(Stored entries)
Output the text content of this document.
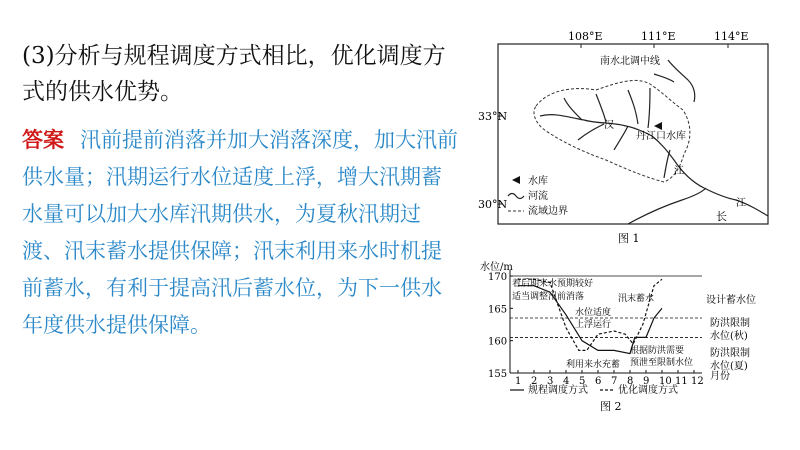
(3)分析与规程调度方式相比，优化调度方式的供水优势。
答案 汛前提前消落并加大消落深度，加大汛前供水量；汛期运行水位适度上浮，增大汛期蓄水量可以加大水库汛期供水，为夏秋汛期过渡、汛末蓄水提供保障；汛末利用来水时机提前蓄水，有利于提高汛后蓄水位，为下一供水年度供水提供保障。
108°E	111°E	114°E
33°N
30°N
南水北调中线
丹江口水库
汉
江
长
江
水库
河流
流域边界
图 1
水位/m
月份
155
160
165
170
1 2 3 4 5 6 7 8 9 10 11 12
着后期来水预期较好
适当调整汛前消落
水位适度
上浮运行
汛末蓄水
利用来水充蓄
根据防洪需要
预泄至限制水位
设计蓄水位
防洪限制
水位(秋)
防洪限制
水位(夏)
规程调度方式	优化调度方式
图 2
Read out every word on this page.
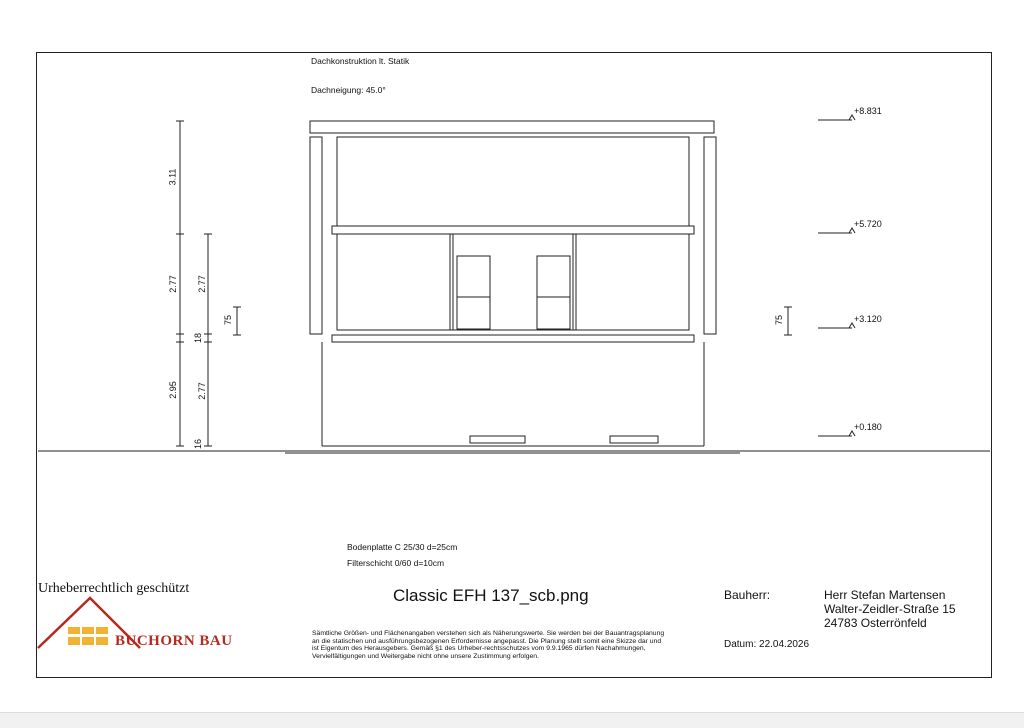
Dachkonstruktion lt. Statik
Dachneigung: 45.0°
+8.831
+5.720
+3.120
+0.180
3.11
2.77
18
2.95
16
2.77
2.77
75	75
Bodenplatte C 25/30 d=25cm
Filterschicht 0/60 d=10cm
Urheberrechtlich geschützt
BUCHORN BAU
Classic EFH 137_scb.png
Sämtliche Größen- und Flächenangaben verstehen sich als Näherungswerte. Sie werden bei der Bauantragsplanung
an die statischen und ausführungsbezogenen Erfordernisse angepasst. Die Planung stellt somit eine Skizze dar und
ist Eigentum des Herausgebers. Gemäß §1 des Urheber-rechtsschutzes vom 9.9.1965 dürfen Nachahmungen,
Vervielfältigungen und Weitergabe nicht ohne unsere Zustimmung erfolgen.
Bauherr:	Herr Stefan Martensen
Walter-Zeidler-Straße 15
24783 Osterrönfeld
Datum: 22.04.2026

» **Stated exercise**
Copy out each record shown above without alteration, skipping any picture.

» **Full answer**
Output the text content of this document.
(3)分析与规程调度方式相比，优化调度方式的供水优势。
答案 汛前提前消落并加大消落深度，加大汛前供水量；汛期运行水位适度上浮，增大汛期蓄水量可以加大水库汛期供水，为夏秋汛期过渡、汛末蓄水提供保障；汛末利用来水时机提前蓄水，有利于提高汛后蓄水位，为下一供水年度供水提供保障。
108°E	111°E	114°E
33°N
30°N
南水北调中线
丹江口水库
汉
江
长
江
水库
河流
流域边界
图 1
水位/m
月份
155
160
165
170
1 2 3 4 5 6 7 8 9 10 11 12
着后期来水预期较好
适当调整汛前消落
水位适度
上浮运行
汛末蓄水
利用来水充蓄
根据防洪需要
预泄至限制水位
设计蓄水位
防洪限制
水位(秋)
防洪限制
水位(夏)
规程调度方式	优化调度方式
图 2
Read out every word on this page.
Dachkonstruktion lt. Statik
Dachneigung: 45.0°
+8.831
+5.720
+3.120
+0.180
3.11
2.77
18
2.95
16
2.77
2.77
75	75
Bodenplatte C 25/30 d=25cm
Filterschicht 0/60 d=10cm
Urheberrechtlich geschützt
BUCHORN BAU
Classic EFH 137_scb.png
Sämtliche Größen- und Flächenangaben verstehen sich als Näherungswerte. Sie werden bei der Bauantragsplanung
an die statischen und ausführungsbezogenen Erfordernisse angepasst. Die Planung stellt somit eine Skizze dar und
ist Eigentum des Herausgebers. Gemäß §1 des Urheber-rechtsschutzes vom 9.9.1965 dürfen Nachahmungen,
Vervielfältigungen und Weitergabe nicht ohne unsere Zustimmung erfolgen.
Bauherr:	Herr Stefan Martensen
Walter-Zeidler-Straße 15
24783 Osterrönfeld
Datum: 22.04.2026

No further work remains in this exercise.